Your task is to copy the listing exactly. Drop any pictures from the copy.
— begin Extracted material —
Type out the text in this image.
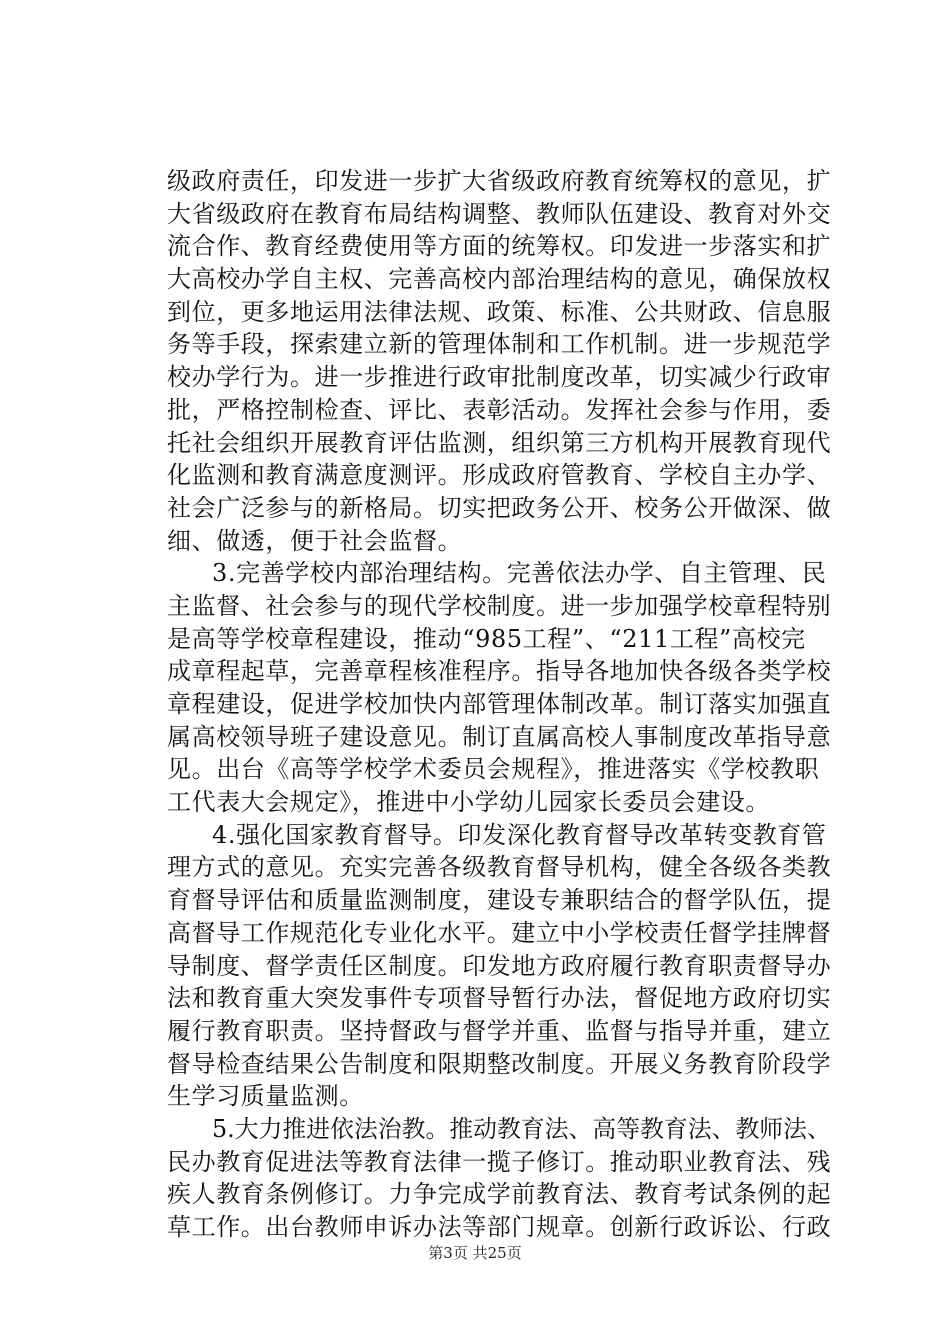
级政府责任，印发进一步扩大省级政府教育统筹权的意见，扩
大省级政府在教育布局结构调整、教师队伍建设、教育对外交
流合作、教育经费使用等方面的统筹权。印发进一步落实和扩
大高校办学自主权、完善高校内部治理结构的意见，确保放权
到位，更多地运用法律法规、政策、标准、公共财政、信息服
务等手段，探索建立新的管理体制和工作机制。进一步规范学
校办学行为。进一步推进行政审批制度改革，切实减少行政审
批，严格控制检查、评比、表彰活动。发挥社会参与作用，委
托社会组织开展教育评估监测，组织第三方机构开展教育现代
化监测和教育满意度测评。形成政府管教育、学校自主办学、
社会广泛参与的新格局。切实把政务公开、校务公开做深、做
细、做透，便于社会监督。
3.完善学校内部治理结构。完善依法办学、自主管理、民
主监督、社会参与的现代学校制度。进一步加强学校章程特别
是高等学校章程建设，推动“985工程”、“211工程”高校完
成章程起草，完善章程核准程序。指导各地加快各级各类学校
章程建设，促进学校加快内部管理体制改革。制订落实加强直
属高校领导班子建设意见。制订直属高校人事制度改革指导意
见。出台《高等学校学术委员会规程》，推进落实《学校教职
工代表大会规定》，推进中小学幼儿园家长委员会建设。
4.强化国家教育督导。印发深化教育督导改革转变教育管
理方式的意见。充实完善各级教育督导机构，健全各级各类教
育督导评估和质量监测制度，建设专兼职结合的督学队伍，提
高督导工作规范化专业化水平。建立中小学校责任督学挂牌督
导制度、督学责任区制度。印发地方政府履行教育职责督导办
法和教育重大突发事件专项督导暂行办法，督促地方政府切实
履行教育职责。坚持督政与督学并重、监督与指导并重，建立
督导检查结果公告制度和限期整改制度。开展义务教育阶段学
生学习质量监测。
5.大力推进依法治教。推动教育法、高等教育法、教师法、
民办教育促进法等教育法律一揽子修订。推动职业教育法、残
疾人教育条例修订。力争完成学前教育法、教育考试条例的起
草工作。出台教师申诉办法等部门规章。创新行政诉讼、行政
第3页 共25页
— end Extracted material —
### Response
Type out the text in this image.
级政府责任，印发进一步扩大省级政府教育统筹权的意见，扩
大省级政府在教育布局结构调整、教师队伍建设、教育对外交
流合作、教育经费使用等方面的统筹权。印发进一步落实和扩
大高校办学自主权、完善高校内部治理结构的意见，确保放权
到位，更多地运用法律法规、政策、标准、公共财政、信息服
务等手段，探索建立新的管理体制和工作机制。进一步规范学
校办学行为。进一步推进行政审批制度改革，切实减少行政审
批，严格控制检查、评比、表彰活动。发挥社会参与作用，委
托社会组织开展教育评估监测，组织第三方机构开展教育现代
化监测和教育满意度测评。形成政府管教育、学校自主办学、
社会广泛参与的新格局。切实把政务公开、校务公开做深、做
细、做透，便于社会监督。
3.完善学校内部治理结构。完善依法办学、自主管理、民
主监督、社会参与的现代学校制度。进一步加强学校章程特别
是高等学校章程建设，推动“985工程”、“211工程”高校完
成章程起草，完善章程核准程序。指导各地加快各级各类学校
章程建设，促进学校加快内部管理体制改革。制订落实加强直
属高校领导班子建设意见。制订直属高校人事制度改革指导意
见。出台《高等学校学术委员会规程》，推进落实《学校教职
工代表大会规定》，推进中小学幼儿园家长委员会建设。
4.强化国家教育督导。印发深化教育督导改革转变教育管
理方式的意见。充实完善各级教育督导机构，健全各级各类教
育督导评估和质量监测制度，建设专兼职结合的督学队伍，提
高督导工作规范化专业化水平。建立中小学校责任督学挂牌督
导制度、督学责任区制度。印发地方政府履行教育职责督导办
法和教育重大突发事件专项督导暂行办法，督促地方政府切实
履行教育职责。坚持督政与督学并重、监督与指导并重，建立
督导检查结果公告制度和限期整改制度。开展义务教育阶段学
生学习质量监测。
5.大力推进依法治教。推动教育法、高等教育法、教师法、
民办教育促进法等教育法律一揽子修订。推动职业教育法、残
疾人教育条例修订。力争完成学前教育法、教育考试条例的起
草工作。出台教师申诉办法等部门规章。创新行政诉讼、行政
第3页 共25页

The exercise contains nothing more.